Print all entries word for word.

» **RECORDS SHOWN**:

+++

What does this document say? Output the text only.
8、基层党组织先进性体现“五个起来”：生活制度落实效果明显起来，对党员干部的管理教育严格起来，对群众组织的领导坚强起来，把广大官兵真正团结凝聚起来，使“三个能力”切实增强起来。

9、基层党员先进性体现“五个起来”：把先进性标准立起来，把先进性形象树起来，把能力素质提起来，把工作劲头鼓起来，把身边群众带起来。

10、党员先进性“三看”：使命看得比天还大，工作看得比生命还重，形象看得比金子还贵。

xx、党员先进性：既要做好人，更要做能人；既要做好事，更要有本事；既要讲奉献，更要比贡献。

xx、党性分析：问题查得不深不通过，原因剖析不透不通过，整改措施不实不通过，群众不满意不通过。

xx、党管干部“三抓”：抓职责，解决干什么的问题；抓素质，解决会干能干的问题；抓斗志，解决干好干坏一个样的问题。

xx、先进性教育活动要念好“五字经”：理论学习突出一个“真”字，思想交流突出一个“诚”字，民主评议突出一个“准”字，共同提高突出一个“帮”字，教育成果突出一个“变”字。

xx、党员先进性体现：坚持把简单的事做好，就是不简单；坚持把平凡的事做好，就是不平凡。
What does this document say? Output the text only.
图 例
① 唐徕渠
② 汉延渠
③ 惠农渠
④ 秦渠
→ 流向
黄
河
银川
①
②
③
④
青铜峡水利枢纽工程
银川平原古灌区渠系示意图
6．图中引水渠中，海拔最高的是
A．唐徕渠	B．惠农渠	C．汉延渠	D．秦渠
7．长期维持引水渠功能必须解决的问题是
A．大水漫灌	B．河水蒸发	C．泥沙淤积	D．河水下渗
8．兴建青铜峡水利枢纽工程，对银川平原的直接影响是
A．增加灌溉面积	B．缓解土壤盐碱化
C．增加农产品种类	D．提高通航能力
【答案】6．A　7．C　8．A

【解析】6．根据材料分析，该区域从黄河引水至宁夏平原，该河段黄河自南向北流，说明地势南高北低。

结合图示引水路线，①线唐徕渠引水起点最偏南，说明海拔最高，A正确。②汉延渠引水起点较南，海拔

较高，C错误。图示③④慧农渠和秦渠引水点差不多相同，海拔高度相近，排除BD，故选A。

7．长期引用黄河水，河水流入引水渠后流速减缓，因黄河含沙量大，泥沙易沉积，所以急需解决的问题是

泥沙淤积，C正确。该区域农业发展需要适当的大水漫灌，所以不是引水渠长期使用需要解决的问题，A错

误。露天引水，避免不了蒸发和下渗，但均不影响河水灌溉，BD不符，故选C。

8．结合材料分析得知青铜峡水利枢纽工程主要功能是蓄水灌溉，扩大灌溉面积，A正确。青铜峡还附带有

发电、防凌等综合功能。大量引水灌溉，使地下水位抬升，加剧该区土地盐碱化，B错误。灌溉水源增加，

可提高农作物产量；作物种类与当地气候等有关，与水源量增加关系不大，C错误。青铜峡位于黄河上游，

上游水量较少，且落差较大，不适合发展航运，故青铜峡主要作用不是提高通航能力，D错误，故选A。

+++

» **REPLY TO THE TASK**:
What does this document say? Output the text only.
8、基层党组织先进性体现“五个起来”：生活制度落实效果明显起来，对党员干部的管理教育严格起来，对群众组织的领导坚强起来，把广大官兵真正团结凝聚起来，使“三个能力”切实增强起来。

9、基层党员先进性体现“五个起来”：把先进性标准立起来，把先进性形象树起来，把能力素质提起来，把工作劲头鼓起来，把身边群众带起来。

10、党员先进性“三看”：使命看得比天还大，工作看得比生命还重，形象看得比金子还贵。

xx、党员先进性：既要做好人，更要做能人；既要做好事，更要有本事；既要讲奉献，更要比贡献。

xx、党性分析：问题查得不深不通过，原因剖析不透不通过，整改措施不实不通过，群众不满意不通过。

xx、党管干部“三抓”：抓职责，解决干什么的问题；抓素质，解决会干能干的问题；抓斗志，解决干好干坏一个样的问题。

xx、先进性教育活动要念好“五字经”：理论学习突出一个“真”字，思想交流突出一个“诚”字，民主评议突出一个“准”字，共同提高突出一个“帮”字，教育成果突出一个“变”字。

xx、党员先进性体现：坚持把简单的事做好，就是不简单；坚持把平凡的事做好，就是不平凡。
What does this document say? Output the text only.
图 例
① 唐徕渠
② 汉延渠
③ 惠农渠
④ 秦渠
→ 流向
黄
河
银川
①
②
③
④
青铜峡水利枢纽工程
银川平原古灌区渠系示意图
6．图中引水渠中，海拔最高的是
A．唐徕渠	B．惠农渠	C．汉延渠	D．秦渠
7．长期维持引水渠功能必须解决的问题是
A．大水漫灌	B．河水蒸发	C．泥沙淤积	D．河水下渗
8．兴建青铜峡水利枢纽工程，对银川平原的直接影响是
A．增加灌溉面积	B．缓解土壤盐碱化
C．增加农产品种类	D．提高通航能力
【答案】6．A　7．C　8．A

【解析】6．根据材料分析，该区域从黄河引水至宁夏平原，该河段黄河自南向北流，说明地势南高北低。

结合图示引水路线，①线唐徕渠引水起点最偏南，说明海拔最高，A正确。②汉延渠引水起点较南，海拔

较高，C错误。图示③④慧农渠和秦渠引水点差不多相同，海拔高度相近，排除BD，故选A。

7．长期引用黄河水，河水流入引水渠后流速减缓，因黄河含沙量大，泥沙易沉积，所以急需解决的问题是

泥沙淤积，C正确。该区域农业发展需要适当的大水漫灌，所以不是引水渠长期使用需要解决的问题，A错

误。露天引水，避免不了蒸发和下渗，但均不影响河水灌溉，BD不符，故选C。

8．结合材料分析得知青铜峡水利枢纽工程主要功能是蓄水灌溉，扩大灌溉面积，A正确。青铜峡还附带有

发电、防凌等综合功能。大量引水灌溉，使地下水位抬升，加剧该区土地盐碱化，B错误。灌溉水源增加，

可提高农作物产量；作物种类与当地气候等有关，与水源量增加关系不大，C错误。青铜峡位于黄河上游，

上游水量较少，且落差较大，不适合发展航运，故青铜峡主要作用不是提高通航能力，D错误，故选A。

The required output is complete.